**** MATERIAL FOR THIS EXERCISE ****
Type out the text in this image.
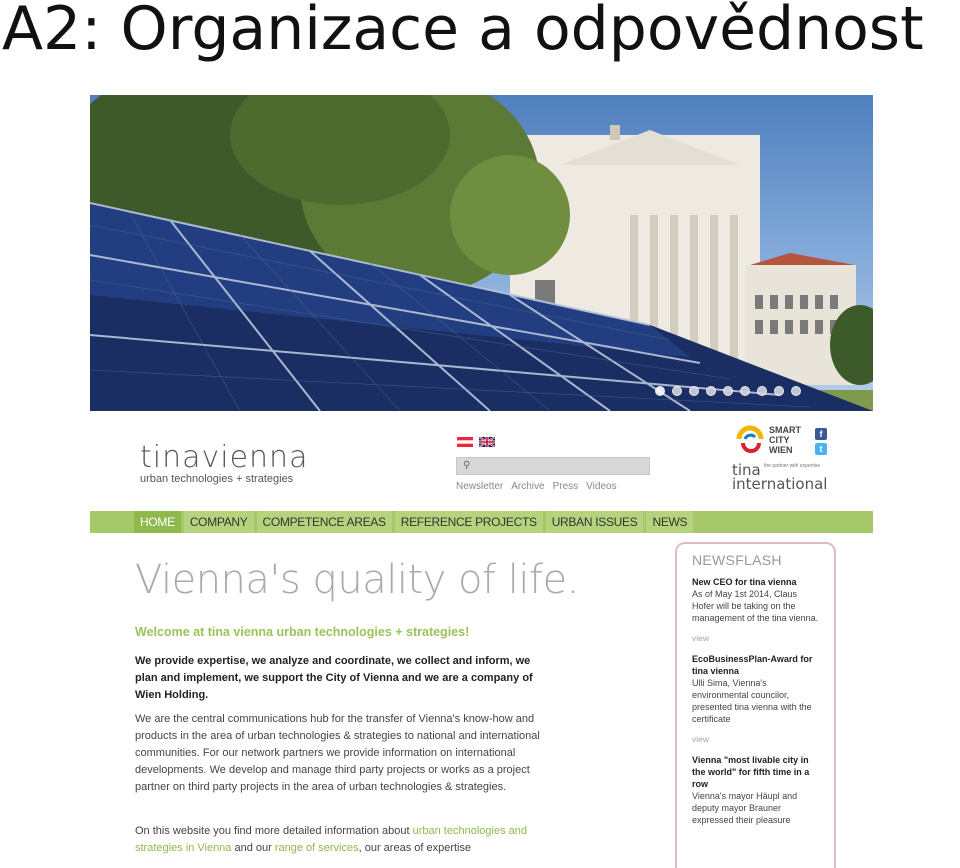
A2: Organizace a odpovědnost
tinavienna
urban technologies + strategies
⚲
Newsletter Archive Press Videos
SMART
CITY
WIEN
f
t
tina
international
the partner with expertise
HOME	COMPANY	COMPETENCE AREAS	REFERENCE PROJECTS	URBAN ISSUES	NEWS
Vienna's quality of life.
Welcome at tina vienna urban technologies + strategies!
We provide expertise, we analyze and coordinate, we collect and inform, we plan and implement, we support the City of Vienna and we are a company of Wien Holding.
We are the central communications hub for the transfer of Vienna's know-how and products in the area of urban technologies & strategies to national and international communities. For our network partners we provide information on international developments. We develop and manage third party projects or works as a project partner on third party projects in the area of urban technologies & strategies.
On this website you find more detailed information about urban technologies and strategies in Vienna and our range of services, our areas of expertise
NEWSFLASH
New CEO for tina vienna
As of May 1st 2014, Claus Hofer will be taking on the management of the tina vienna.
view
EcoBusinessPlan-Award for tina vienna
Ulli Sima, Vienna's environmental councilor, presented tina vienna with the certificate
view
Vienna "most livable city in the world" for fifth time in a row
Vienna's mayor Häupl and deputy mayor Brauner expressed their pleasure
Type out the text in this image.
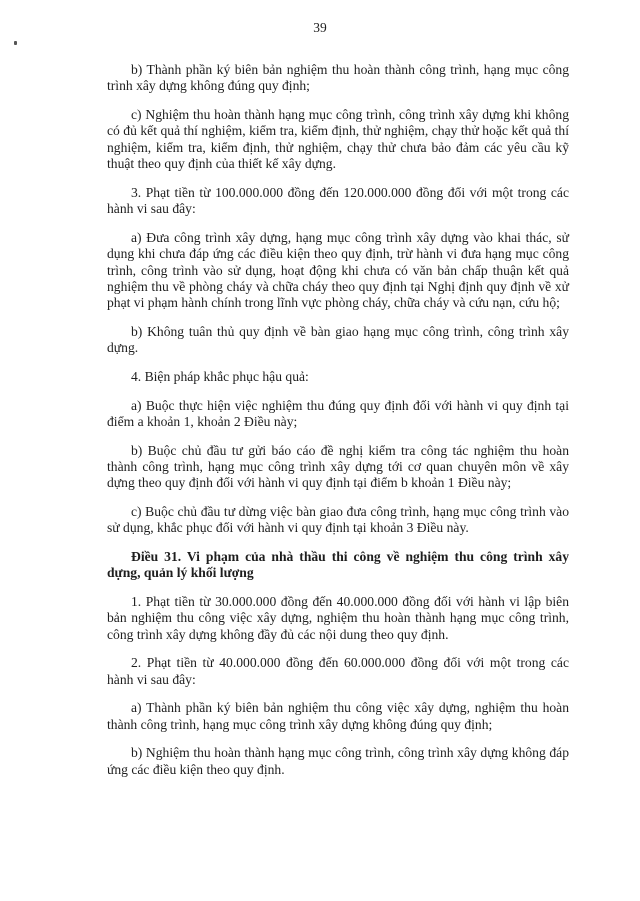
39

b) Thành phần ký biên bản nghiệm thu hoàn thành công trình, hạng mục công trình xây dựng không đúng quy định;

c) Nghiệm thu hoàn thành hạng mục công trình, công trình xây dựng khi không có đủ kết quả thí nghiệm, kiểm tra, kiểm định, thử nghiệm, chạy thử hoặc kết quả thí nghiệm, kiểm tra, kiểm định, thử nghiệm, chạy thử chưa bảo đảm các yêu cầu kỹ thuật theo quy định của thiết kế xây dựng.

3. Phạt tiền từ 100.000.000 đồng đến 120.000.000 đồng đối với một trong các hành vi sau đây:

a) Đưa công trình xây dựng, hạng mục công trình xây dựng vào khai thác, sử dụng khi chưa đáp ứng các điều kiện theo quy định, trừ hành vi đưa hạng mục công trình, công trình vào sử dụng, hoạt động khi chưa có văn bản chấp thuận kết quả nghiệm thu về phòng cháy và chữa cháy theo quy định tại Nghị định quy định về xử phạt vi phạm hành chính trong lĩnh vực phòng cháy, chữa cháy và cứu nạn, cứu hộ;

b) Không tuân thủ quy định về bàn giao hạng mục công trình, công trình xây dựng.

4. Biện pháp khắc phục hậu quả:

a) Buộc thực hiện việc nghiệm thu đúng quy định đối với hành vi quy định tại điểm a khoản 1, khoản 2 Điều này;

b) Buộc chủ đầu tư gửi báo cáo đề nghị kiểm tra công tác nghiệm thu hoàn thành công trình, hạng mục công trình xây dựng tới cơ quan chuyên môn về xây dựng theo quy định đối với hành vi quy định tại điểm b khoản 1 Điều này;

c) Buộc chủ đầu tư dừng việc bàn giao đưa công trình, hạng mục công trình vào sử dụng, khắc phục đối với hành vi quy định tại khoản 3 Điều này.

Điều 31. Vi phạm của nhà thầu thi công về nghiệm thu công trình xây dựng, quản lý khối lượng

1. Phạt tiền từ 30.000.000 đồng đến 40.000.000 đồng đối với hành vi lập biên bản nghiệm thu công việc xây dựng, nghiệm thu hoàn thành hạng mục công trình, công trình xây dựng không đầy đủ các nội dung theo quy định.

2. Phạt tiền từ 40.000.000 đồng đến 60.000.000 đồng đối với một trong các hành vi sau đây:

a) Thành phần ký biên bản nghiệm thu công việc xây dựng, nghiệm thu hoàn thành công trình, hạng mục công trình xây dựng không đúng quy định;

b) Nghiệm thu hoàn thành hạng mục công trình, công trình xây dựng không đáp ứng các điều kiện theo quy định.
****
_WHAT TO PRODUCE:_ How many lines in the records above contain the word "việc"? Give only the number.

_REPLY TO THE TASK:_ 4